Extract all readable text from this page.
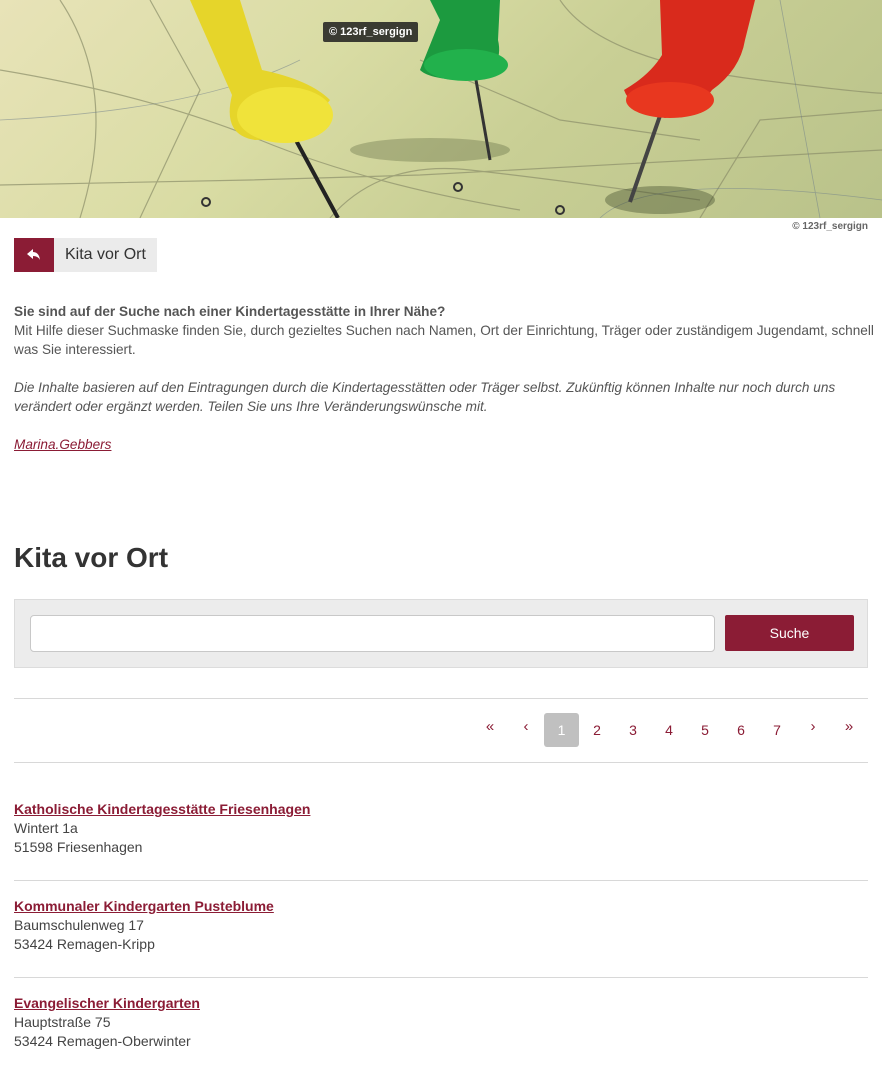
© 123rf_sergign
© 123rf_sergign
Kita vor Ort
Sie sind auf der Suche nach einer Kindertagesstätte in Ihrer Nähe?
Mit Hilfe dieser Suchmaske finden Sie, durch gezieltes Suchen nach Namen, Ort der Einrichtung, Träger oder zuständigem Jugendamt, schnell was Sie interessiert.
Die Inhalte basieren auf den Eintragungen durch die Kindertagesstätten oder Träger selbst. Zukünftig können Inhalte nur noch durch uns verändert oder ergänzt werden. Teilen Sie uns Ihre Veränderungswünsche mit.
Marina.Gebbers
Kita vor Ort
Suche
«	‹	1	2	3	4	5	6	7	›	»
Katholische Kindertagesstätte Friesenhagen
Wintert 1a
51598 Friesenhagen
Kommunaler Kindergarten Pusteblume
Baumschulenweg 17
53424 Remagen-Kripp
Evangelischer Kindergarten
Hauptstraße 75
53424 Remagen-Oberwinter
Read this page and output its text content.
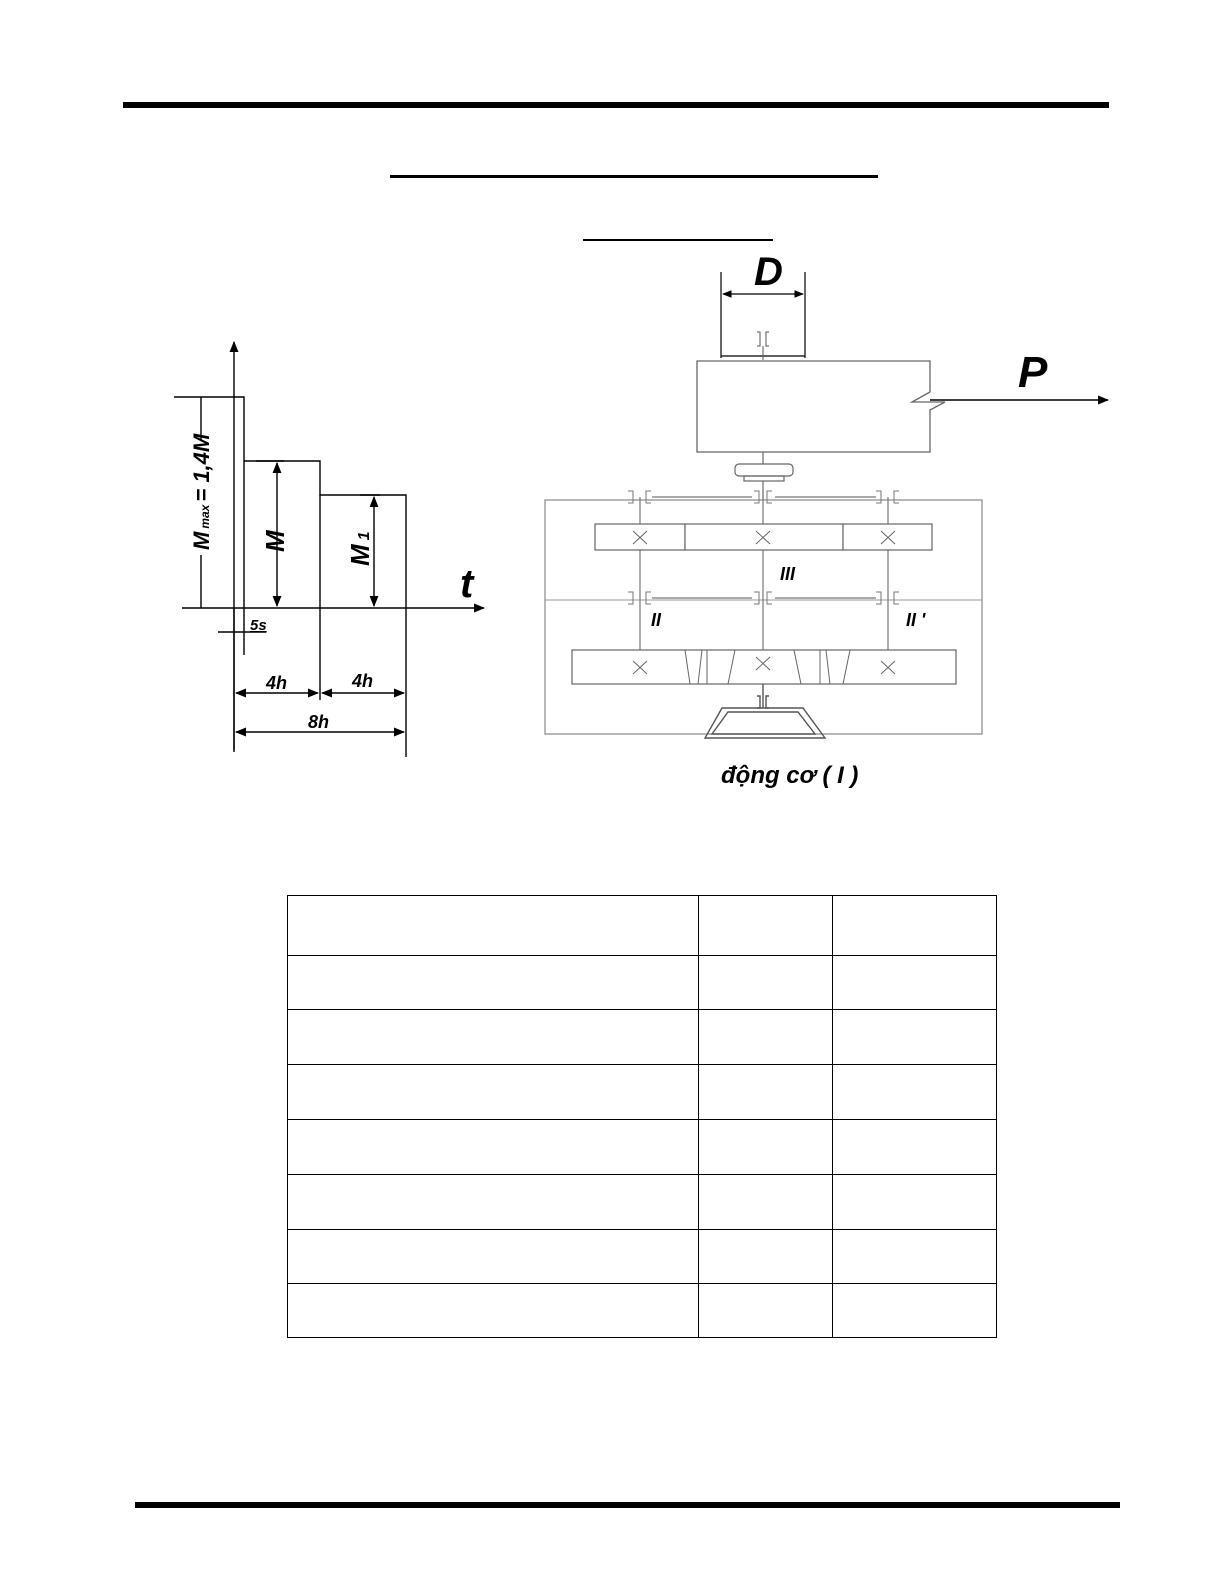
t
Mmax= 1,4M
M
M1
5s
4h	4h
8h
D
P
III
II	II '
động cơ ( I )
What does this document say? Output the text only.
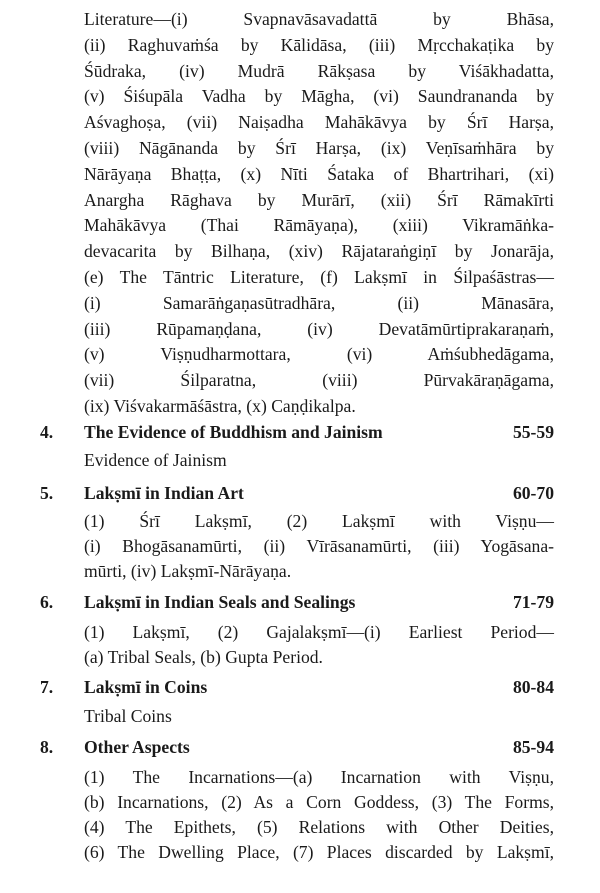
Literature—(i) Svapnavāsavadattā by Bhāsa,
(ii) Raghuvaṁśa by Kālidāsa, (iii) Mṛcchakaṭika by
Śūdraka, (iv) Mudrā Rākṣasa by Viśākhadatta,
(v) Śiśupāla Vadha by Māgha, (vi) Saundrananda by
Aśvaghoṣa, (vii) Naiṣadha Mahākāvya by Śrī Harṣa,
(viii) Nāgānanda by Śrī Harṣa, (ix) Veṇīsaṁhāra by
Nārāyaṇa Bhaṭṭa, (x) Nīti Śataka of Bhartrihari, (xi)
Anargha Rāghava by Murārī, (xii) Śrī Rāmakīrti
Mahākāvya (Thai Rāmāyaṇa), (xiii) Vikramāṅka-
devacarita by Bilhaṇa, (xiv) Rājataraṅgiṇī by Jonarāja,
(e) The Tāntric Literature, (f) Lakṣmī in Śilpaśāstras—
(i) Samarāṅgaṇasūtradhāra, (ii) Mānasāra,
(iii) Rūpamaṇḍana, (iv) Devatāmūrtiprakaraṇaṁ,
(v) Viṣṇudharmottara, (vi) Aṁśubhedāgama,
(vii) Śilparatna, (viii) Pūrvakāraṇāgama,
(ix) Viśvakarmāśāstra, (x) Caṇḍikalpa.
4.	The Evidence of Buddhism and Jainism	55-59
Evidence of Jainism
5.	Lakṣmī in Indian Art	60-70
(1) Śrī Lakṣmī, (2) Lakṣmī with Viṣṇu—
(i) Bhogāsanamūrti, (ii) Vīrāsanamūrti, (iii) Yogāsana-
mūrti, (iv) Lakṣmī-Nārāyaṇa.
6.	Lakṣmī in Indian Seals and Sealings	71-79
(1) Lakṣmī, (2) Gajalakṣmī—(i) Earliest Period—
(a) Tribal Seals, (b) Gupta Period.
7.	Lakṣmī in Coins	80-84
Tribal Coins
8.	Other Aspects	85-94
(1) The Incarnations—(a) Incarnation with Viṣṇu,
(b) Incarnations, (2) As a Corn Goddess, (3) The Forms,
(4) The Epithets, (5) Relations with Other Deities,
(6) The Dwelling Place, (7) Places discarded by Lakṣmī,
☆ ☆ ☆ ☆ ☆ ☆ ☆
### What to do
Tally how many lines of the data include the word "oder". Write the number and nothing else.

### Answer for the task
2